** START Exercise inputs **

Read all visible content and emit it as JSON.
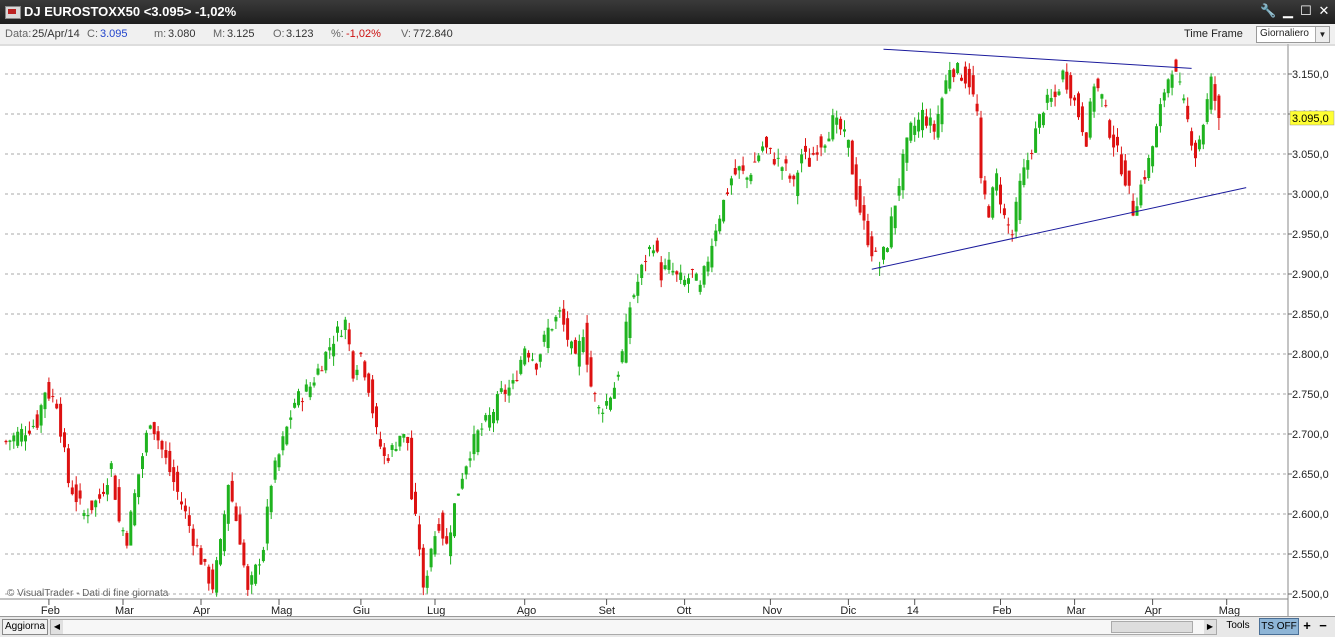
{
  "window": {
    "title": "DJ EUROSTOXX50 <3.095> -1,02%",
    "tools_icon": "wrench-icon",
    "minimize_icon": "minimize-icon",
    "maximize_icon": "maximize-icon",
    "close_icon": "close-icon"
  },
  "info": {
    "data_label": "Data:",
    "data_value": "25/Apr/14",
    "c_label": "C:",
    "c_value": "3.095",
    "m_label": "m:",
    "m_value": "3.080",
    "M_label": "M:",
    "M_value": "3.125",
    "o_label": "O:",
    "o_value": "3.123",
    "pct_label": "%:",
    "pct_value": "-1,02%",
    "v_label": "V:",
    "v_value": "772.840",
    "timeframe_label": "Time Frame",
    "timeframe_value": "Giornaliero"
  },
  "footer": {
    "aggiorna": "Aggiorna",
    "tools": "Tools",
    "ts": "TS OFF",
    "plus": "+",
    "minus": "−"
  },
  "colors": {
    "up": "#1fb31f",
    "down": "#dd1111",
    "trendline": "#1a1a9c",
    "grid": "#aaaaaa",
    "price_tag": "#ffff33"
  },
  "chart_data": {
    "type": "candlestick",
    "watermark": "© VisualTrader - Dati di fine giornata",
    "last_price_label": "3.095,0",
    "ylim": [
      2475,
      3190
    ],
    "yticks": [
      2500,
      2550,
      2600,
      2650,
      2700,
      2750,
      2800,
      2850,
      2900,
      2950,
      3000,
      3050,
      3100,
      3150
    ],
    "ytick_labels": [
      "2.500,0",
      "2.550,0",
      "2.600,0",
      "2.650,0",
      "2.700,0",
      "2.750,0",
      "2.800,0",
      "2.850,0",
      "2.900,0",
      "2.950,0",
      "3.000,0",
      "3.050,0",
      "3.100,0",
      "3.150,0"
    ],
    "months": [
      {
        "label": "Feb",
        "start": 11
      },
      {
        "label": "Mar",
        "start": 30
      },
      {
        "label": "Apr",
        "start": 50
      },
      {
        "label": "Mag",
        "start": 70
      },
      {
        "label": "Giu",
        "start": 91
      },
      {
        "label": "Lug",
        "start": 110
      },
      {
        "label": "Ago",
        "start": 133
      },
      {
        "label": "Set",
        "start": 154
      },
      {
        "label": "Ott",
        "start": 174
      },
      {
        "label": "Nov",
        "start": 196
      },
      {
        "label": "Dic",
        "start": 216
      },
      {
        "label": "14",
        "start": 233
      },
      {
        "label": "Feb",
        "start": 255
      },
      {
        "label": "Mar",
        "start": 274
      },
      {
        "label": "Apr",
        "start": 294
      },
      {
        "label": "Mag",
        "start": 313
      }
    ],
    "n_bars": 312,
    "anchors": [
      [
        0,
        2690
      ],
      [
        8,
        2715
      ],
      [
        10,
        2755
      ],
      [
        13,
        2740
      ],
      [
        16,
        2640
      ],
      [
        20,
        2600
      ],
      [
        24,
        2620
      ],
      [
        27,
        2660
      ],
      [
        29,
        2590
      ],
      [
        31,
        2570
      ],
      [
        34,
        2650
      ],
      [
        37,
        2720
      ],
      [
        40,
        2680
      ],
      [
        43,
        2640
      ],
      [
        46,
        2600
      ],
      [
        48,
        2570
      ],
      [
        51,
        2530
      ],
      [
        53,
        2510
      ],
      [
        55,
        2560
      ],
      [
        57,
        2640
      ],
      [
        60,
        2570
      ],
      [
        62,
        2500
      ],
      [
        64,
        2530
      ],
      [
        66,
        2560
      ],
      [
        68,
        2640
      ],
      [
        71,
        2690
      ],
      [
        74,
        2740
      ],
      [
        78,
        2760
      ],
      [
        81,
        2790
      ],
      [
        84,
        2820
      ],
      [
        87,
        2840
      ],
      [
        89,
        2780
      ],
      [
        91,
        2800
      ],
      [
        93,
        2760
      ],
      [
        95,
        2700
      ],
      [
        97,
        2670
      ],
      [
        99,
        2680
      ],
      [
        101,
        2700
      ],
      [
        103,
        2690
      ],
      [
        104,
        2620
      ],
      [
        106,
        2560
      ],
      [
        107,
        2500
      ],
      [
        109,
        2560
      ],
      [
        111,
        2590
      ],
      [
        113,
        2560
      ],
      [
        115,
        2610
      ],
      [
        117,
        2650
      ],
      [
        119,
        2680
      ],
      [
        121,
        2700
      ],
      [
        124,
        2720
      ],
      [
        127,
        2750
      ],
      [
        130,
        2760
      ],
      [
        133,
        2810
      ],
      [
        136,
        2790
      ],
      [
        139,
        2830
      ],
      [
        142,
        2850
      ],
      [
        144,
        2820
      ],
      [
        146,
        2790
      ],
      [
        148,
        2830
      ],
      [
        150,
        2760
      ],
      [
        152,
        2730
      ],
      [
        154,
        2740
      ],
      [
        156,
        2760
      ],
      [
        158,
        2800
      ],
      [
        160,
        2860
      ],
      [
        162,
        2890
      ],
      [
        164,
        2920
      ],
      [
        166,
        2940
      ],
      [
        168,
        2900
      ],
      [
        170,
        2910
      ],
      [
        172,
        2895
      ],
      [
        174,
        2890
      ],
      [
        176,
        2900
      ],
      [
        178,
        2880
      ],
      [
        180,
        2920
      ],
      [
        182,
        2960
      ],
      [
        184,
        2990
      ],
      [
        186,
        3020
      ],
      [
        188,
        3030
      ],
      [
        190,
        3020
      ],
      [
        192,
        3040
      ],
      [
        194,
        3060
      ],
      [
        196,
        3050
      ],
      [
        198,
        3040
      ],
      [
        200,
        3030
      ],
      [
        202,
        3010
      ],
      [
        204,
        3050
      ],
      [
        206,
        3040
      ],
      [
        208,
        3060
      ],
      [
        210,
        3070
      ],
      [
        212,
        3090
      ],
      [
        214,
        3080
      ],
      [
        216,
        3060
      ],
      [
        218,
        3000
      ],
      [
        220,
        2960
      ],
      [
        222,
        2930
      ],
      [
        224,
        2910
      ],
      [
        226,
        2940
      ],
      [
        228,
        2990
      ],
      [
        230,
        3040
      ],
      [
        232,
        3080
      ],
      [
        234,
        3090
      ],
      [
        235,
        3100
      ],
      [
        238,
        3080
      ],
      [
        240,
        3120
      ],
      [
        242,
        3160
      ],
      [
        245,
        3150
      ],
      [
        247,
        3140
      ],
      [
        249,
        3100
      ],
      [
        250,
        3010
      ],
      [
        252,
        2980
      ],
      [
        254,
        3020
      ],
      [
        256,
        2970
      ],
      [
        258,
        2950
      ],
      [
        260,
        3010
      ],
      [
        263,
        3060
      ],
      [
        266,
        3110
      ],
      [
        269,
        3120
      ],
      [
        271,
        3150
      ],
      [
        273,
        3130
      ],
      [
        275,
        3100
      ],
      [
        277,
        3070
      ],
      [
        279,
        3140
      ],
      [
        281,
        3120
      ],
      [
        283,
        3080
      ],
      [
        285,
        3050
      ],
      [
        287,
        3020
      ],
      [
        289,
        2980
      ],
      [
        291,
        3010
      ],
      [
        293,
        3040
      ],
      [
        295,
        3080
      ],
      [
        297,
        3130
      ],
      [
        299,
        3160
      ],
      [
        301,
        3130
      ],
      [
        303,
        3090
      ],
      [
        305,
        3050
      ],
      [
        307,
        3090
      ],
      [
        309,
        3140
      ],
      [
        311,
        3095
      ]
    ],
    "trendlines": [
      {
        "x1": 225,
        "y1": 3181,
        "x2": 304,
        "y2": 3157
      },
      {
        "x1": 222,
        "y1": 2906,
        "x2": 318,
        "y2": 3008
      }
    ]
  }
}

** END Exercise inputs **
** START Exercise inputs **

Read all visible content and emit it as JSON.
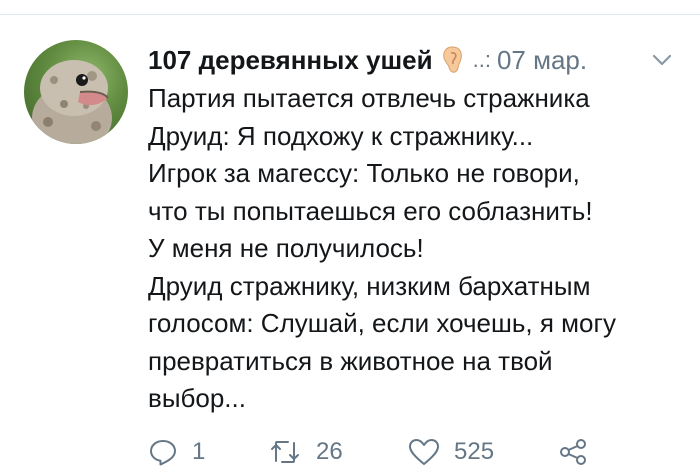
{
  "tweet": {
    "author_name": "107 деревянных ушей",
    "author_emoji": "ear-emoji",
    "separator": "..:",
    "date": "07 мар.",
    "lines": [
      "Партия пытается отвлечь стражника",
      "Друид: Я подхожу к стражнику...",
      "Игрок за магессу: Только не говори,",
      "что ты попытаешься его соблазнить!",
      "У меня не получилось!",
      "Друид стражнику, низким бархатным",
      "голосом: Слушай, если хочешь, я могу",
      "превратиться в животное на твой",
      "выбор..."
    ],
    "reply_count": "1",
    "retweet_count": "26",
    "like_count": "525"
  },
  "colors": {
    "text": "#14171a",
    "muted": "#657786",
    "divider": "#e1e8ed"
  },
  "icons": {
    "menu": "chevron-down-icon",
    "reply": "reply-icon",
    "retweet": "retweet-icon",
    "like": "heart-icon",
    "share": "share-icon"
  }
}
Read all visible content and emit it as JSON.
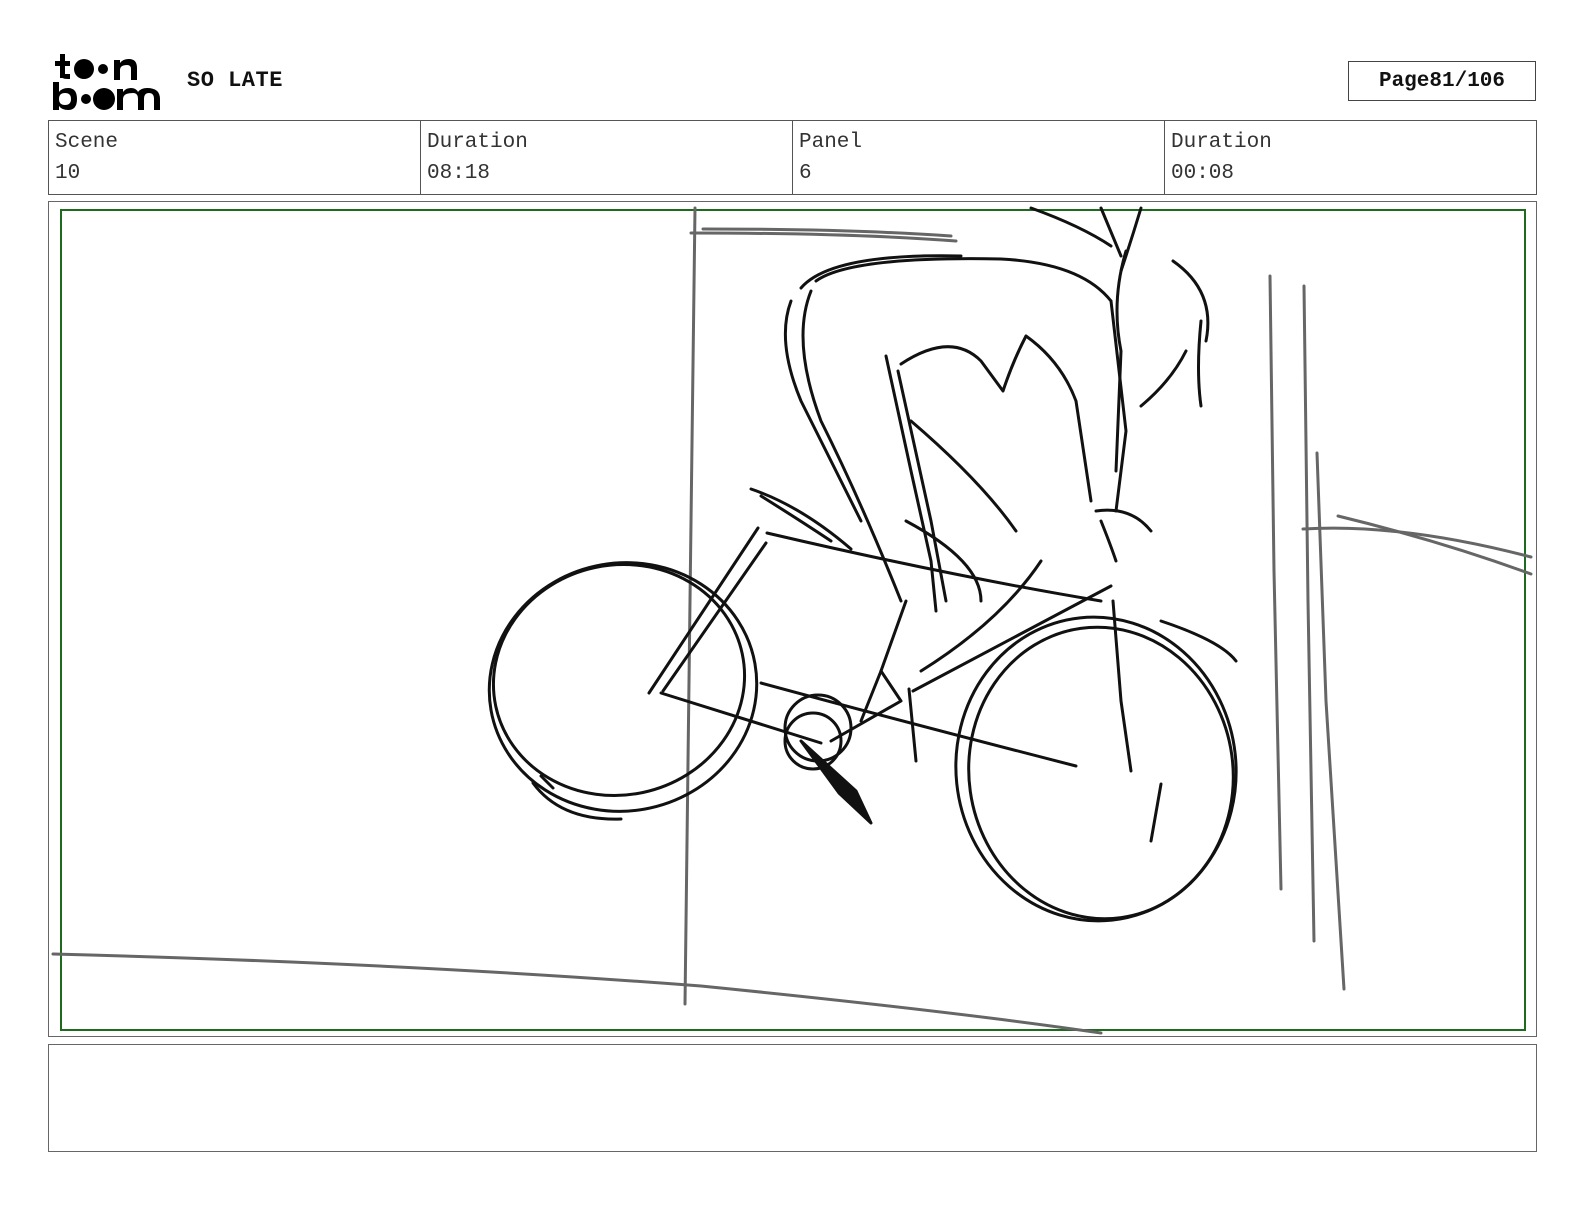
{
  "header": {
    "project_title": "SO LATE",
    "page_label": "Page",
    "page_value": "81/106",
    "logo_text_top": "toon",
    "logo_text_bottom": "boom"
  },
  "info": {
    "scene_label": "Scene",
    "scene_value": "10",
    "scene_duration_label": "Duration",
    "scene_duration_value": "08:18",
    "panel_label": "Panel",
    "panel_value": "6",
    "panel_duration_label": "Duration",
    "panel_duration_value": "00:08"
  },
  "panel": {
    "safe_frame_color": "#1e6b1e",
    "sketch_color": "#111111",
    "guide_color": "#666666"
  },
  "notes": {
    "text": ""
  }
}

** END Exercise inputs **

Brief: Provide the number of lines containing the string "Друид", with no other output.

Exercise result: 2